The request: Skip every image and restate the data word for word.

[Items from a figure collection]
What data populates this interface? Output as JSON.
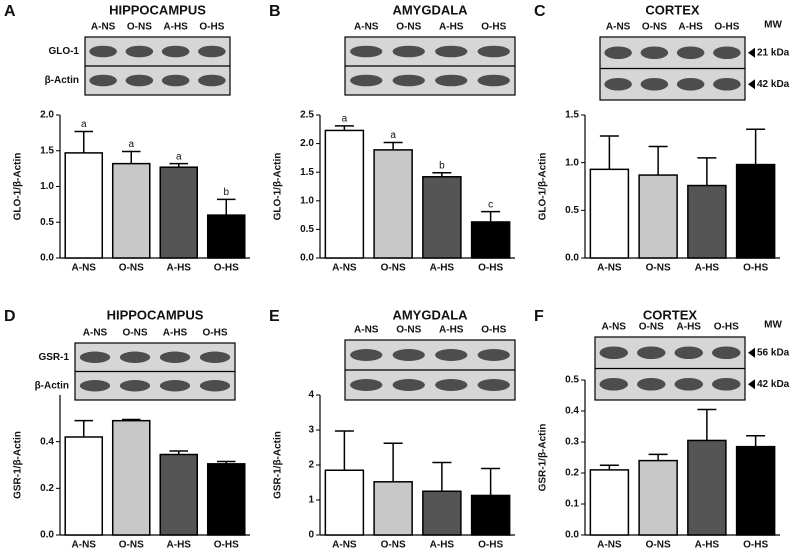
{
  "chart_data": [
    {
      "type": "bar",
      "panel": "A",
      "title": "HIPPOCAMPUS",
      "blot": {
        "lanes": [
          "A-NS",
          "O-NS",
          "A-HS",
          "O-HS"
        ],
        "rows": [
          "GLO-1",
          "β-Actin"
        ]
      },
      "ylabel": "GLO-1/β-Actin",
      "categories": [
        "A-NS",
        "O-NS",
        "A-HS",
        "O-HS"
      ],
      "values": [
        1.47,
        1.32,
        1.27,
        0.6
      ],
      "errors": [
        0.3,
        0.17,
        0.05,
        0.22
      ],
      "value_labels": [
        "a",
        "a",
        "a",
        "b"
      ],
      "colors": [
        "#ffffff",
        "#c8c8c8",
        "#555555",
        "#000000"
      ],
      "ylim": [
        0,
        2.0
      ],
      "yticks": [
        {
          "value": 0,
          "label": "0.0"
        },
        0.5,
        {
          "value": 1,
          "label": "1.0"
        },
        1.5,
        {
          "value": 2,
          "label": "2.0"
        }
      ]
    },
    {
      "type": "bar",
      "panel": "B",
      "title": "AMYGDALA",
      "blot": {
        "lanes": [
          "A-NS",
          "O-NS",
          "A-HS",
          "O-HS"
        ]
      },
      "ylabel": "GLO-1/β-Actin",
      "categories": [
        "A-NS",
        "O-NS",
        "A-HS",
        "O-HS"
      ],
      "values": [
        2.23,
        1.89,
        1.42,
        0.63
      ],
      "errors": [
        0.08,
        0.13,
        0.07,
        0.18
      ],
      "value_labels": [
        "a",
        "a",
        "b",
        "c"
      ],
      "colors": [
        "#ffffff",
        "#c8c8c8",
        "#555555",
        "#000000"
      ],
      "ylim": [
        0,
        2.5
      ],
      "yticks": [
        {
          "value": 0,
          "label": "0.0"
        },
        0.5,
        {
          "value": 1,
          "label": "1.0"
        },
        1.5,
        {
          "value": 2,
          "label": "2.0"
        },
        2.5
      ]
    },
    {
      "type": "bar",
      "panel": "C",
      "title": "CORTEX",
      "blot": {
        "lanes": [
          "A-NS",
          "O-NS",
          "A-HS",
          "O-HS"
        ],
        "mw": "MW",
        "markers": [
          "21 kDa",
          "42 kDa"
        ]
      },
      "ylabel": "GLO-1/β-Actin",
      "categories": [
        "A-NS",
        "O-NS",
        "A-HS",
        "O-HS"
      ],
      "values": [
        0.93,
        0.87,
        0.76,
        0.98
      ],
      "errors": [
        0.35,
        0.3,
        0.29,
        0.37
      ],
      "colors": [
        "#ffffff",
        "#c8c8c8",
        "#555555",
        "#000000"
      ],
      "ylim": [
        0,
        1.5
      ],
      "yticks": [
        {
          "value": 0,
          "label": "0.0"
        },
        0.5,
        {
          "value": 1,
          "label": "1.0"
        },
        1.5
      ]
    },
    {
      "type": "bar",
      "panel": "D",
      "title": "HIPPOCAMPUS",
      "blot": {
        "lanes": [
          "A-NS",
          "O-NS",
          "A-HS",
          "O-HS"
        ],
        "rows": [
          "GSR-1",
          "β-Actin"
        ]
      },
      "ylabel": "GSR-1/β-Actin",
      "categories": [
        "A-NS",
        "O-NS",
        "A-HS",
        "O-HS"
      ],
      "values": [
        0.42,
        0.49,
        0.345,
        0.305
      ],
      "errors": [
        0.07,
        0.005,
        0.015,
        0.01
      ],
      "colors": [
        "#ffffff",
        "#c8c8c8",
        "#555555",
        "#000000"
      ],
      "ylim": [
        0,
        0.6
      ],
      "yticks": [
        {
          "value": 0,
          "label": "0.0"
        },
        0.2,
        0.4
      ]
    },
    {
      "type": "bar",
      "panel": "E",
      "title": "AMYGDALA",
      "blot": {
        "lanes": [
          "A-NS",
          "O-NS",
          "A-HS",
          "O-HS"
        ]
      },
      "ylabel": "GSR-1/β-Actin",
      "categories": [
        "A-NS",
        "O-NS",
        "A-HS",
        "O-HS"
      ],
      "values": [
        1.85,
        1.52,
        1.25,
        1.13
      ],
      "errors": [
        1.12,
        1.1,
        0.82,
        0.77
      ],
      "colors": [
        "#ffffff",
        "#c8c8c8",
        "#555555",
        "#000000"
      ],
      "ylim": [
        0,
        4
      ],
      "yticks": [
        0,
        1,
        2,
        3,
        4
      ]
    },
    {
      "type": "bar",
      "panel": "F",
      "title": "CORTEX",
      "blot": {
        "lanes": [
          "A-NS",
          "O-NS",
          "A-HS",
          "O-HS"
        ],
        "mw": "MW",
        "markers": [
          "56 kDa",
          "42 kDa"
        ]
      },
      "ylabel": "GSR-1/β-Actin",
      "categories": [
        "A-NS",
        "O-NS",
        "A-HS",
        "O-HS"
      ],
      "values": [
        0.21,
        0.24,
        0.305,
        0.285
      ],
      "errors": [
        0.015,
        0.02,
        0.1,
        0.035
      ],
      "colors": [
        "#ffffff",
        "#c8c8c8",
        "#555555",
        "#000000"
      ],
      "ylim": [
        0,
        0.5
      ],
      "yticks": [
        {
          "value": 0,
          "label": "0.0"
        },
        0.1,
        0.2,
        0.3,
        0.4,
        0.5
      ]
    }
  ]
}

Solution to the exercise:
What data populates this interface? Output as JSON.
{
  "chart_data": [
    {
      "type": "bar",
      "panel": "A",
      "title": "HIPPOCAMPUS",
      "blot": {
        "lanes": [
          "A-NS",
          "O-NS",
          "A-HS",
          "O-HS"
        ],
        "rows": [
          "GLO-1",
          "β-Actin"
        ]
      },
      "ylabel": "GLO-1/β-Actin",
      "categories": [
        "A-NS",
        "O-NS",
        "A-HS",
        "O-HS"
      ],
      "values": [
        1.47,
        1.32,
        1.27,
        0.6
      ],
      "errors": [
        0.3,
        0.17,
        0.05,
        0.22
      ],
      "value_labels": [
        "a",
        "a",
        "a",
        "b"
      ],
      "colors": [
        "#ffffff",
        "#c8c8c8",
        "#555555",
        "#000000"
      ],
      "ylim": [
        0,
        2.0
      ],
      "yticks": [
        {
          "value": 0,
          "label": "0.0"
        },
        0.5,
        {
          "value": 1,
          "label": "1.0"
        },
        1.5,
        {
          "value": 2,
          "label": "2.0"
        }
      ]
    },
    {
      "type": "bar",
      "panel": "B",
      "title": "AMYGDALA",
      "blot": {
        "lanes": [
          "A-NS",
          "O-NS",
          "A-HS",
          "O-HS"
        ]
      },
      "ylabel": "GLO-1/β-Actin",
      "categories": [
        "A-NS",
        "O-NS",
        "A-HS",
        "O-HS"
      ],
      "values": [
        2.23,
        1.89,
        1.42,
        0.63
      ],
      "errors": [
        0.08,
        0.13,
        0.07,
        0.18
      ],
      "value_labels": [
        "a",
        "a",
        "b",
        "c"
      ],
      "colors": [
        "#ffffff",
        "#c8c8c8",
        "#555555",
        "#000000"
      ],
      "ylim": [
        0,
        2.5
      ],
      "yticks": [
        {
          "value": 0,
          "label": "0.0"
        },
        0.5,
        {
          "value": 1,
          "label": "1.0"
        },
        1.5,
        {
          "value": 2,
          "label": "2.0"
        },
        2.5
      ]
    },
    {
      "type": "bar",
      "panel": "C",
      "title": "CORTEX",
      "blot": {
        "lanes": [
          "A-NS",
          "O-NS",
          "A-HS",
          "O-HS"
        ],
        "mw": "MW",
        "markers": [
          "21 kDa",
          "42 kDa"
        ]
      },
      "ylabel": "GLO-1/β-Actin",
      "categories": [
        "A-NS",
        "O-NS",
        "A-HS",
        "O-HS"
      ],
      "values": [
        0.93,
        0.87,
        0.76,
        0.98
      ],
      "errors": [
        0.35,
        0.3,
        0.29,
        0.37
      ],
      "colors": [
        "#ffffff",
        "#c8c8c8",
        "#555555",
        "#000000"
      ],
      "ylim": [
        0,
        1.5
      ],
      "yticks": [
        {
          "value": 0,
          "label": "0.0"
        },
        0.5,
        {
          "value": 1,
          "label": "1.0"
        },
        1.5
      ]
    },
    {
      "type": "bar",
      "panel": "D",
      "title": "HIPPOCAMPUS",
      "blot": {
        "lanes": [
          "A-NS",
          "O-NS",
          "A-HS",
          "O-HS"
        ],
        "rows": [
          "GSR-1",
          "β-Actin"
        ]
      },
      "ylabel": "GSR-1/β-Actin",
      "categories": [
        "A-NS",
        "O-NS",
        "A-HS",
        "O-HS"
      ],
      "values": [
        0.42,
        0.49,
        0.345,
        0.305
      ],
      "errors": [
        0.07,
        0.005,
        0.015,
        0.01
      ],
      "colors": [
        "#ffffff",
        "#c8c8c8",
        "#555555",
        "#000000"
      ],
      "ylim": [
        0,
        0.6
      ],
      "yticks": [
        {
          "value": 0,
          "label": "0.0"
        },
        0.2,
        0.4
      ]
    },
    {
      "type": "bar",
      "panel": "E",
      "title": "AMYGDALA",
      "blot": {
        "lanes": [
          "A-NS",
          "O-NS",
          "A-HS",
          "O-HS"
        ]
      },
      "ylabel": "GSR-1/β-Actin",
      "categories": [
        "A-NS",
        "O-NS",
        "A-HS",
        "O-HS"
      ],
      "values": [
        1.85,
        1.52,
        1.25,
        1.13
      ],
      "errors": [
        1.12,
        1.1,
        0.82,
        0.77
      ],
      "colors": [
        "#ffffff",
        "#c8c8c8",
        "#555555",
        "#000000"
      ],
      "ylim": [
        0,
        4
      ],
      "yticks": [
        0,
        1,
        2,
        3,
        4
      ]
    },
    {
      "type": "bar",
      "panel": "F",
      "title": "CORTEX",
      "blot": {
        "lanes": [
          "A-NS",
          "O-NS",
          "A-HS",
          "O-HS"
        ],
        "mw": "MW",
        "markers": [
          "56 kDa",
          "42 kDa"
        ]
      },
      "ylabel": "GSR-1/β-Actin",
      "categories": [
        "A-NS",
        "O-NS",
        "A-HS",
        "O-HS"
      ],
      "values": [
        0.21,
        0.24,
        0.305,
        0.285
      ],
      "errors": [
        0.015,
        0.02,
        0.1,
        0.035
      ],
      "colors": [
        "#ffffff",
        "#c8c8c8",
        "#555555",
        "#000000"
      ],
      "ylim": [
        0,
        0.5
      ],
      "yticks": [
        {
          "value": 0,
          "label": "0.0"
        },
        0.1,
        0.2,
        0.3,
        0.4,
        0.5
      ]
    }
  ]
}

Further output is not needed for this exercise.